- SUPPLIED MATERIAL:
——————

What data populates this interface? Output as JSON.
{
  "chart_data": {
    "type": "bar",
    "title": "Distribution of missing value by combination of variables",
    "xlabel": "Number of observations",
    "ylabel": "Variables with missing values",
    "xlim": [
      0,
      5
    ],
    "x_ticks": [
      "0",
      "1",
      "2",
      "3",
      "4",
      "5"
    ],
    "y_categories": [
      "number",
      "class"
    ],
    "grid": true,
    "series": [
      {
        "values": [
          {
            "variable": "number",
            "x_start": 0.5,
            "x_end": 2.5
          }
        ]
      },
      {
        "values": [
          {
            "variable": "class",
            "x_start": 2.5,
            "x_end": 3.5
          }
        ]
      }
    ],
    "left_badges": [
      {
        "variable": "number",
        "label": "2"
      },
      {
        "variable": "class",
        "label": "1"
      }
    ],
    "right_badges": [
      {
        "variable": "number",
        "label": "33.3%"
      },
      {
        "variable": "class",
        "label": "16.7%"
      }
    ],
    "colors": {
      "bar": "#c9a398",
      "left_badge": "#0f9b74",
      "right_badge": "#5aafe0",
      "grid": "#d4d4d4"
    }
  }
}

——————

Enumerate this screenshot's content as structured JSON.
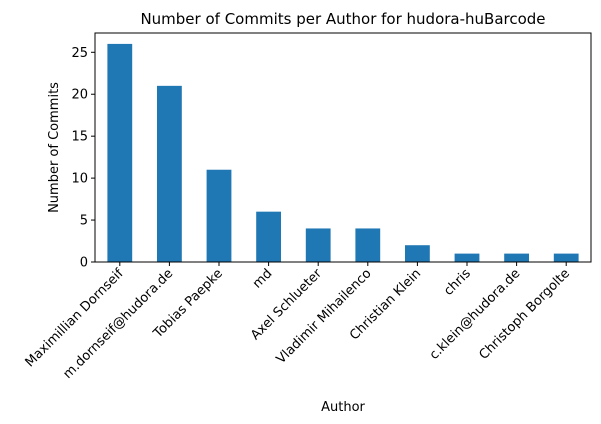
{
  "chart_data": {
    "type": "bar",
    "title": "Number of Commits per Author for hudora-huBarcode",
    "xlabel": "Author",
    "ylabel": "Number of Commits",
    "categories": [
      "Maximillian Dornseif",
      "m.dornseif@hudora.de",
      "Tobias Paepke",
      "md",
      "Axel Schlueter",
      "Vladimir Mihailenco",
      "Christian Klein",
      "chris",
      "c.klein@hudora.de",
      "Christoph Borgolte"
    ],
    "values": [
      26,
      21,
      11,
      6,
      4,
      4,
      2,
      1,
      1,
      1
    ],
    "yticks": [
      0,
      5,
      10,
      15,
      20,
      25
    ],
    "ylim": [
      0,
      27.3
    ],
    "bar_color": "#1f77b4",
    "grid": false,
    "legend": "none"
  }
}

——————

- STATED TASK: Reproduce each line holding the word "missing".

- WRITTEN ANSWER:
    "title": "Distribution of missing value by combination of variables",
    "ylabel": "Variables with missing values",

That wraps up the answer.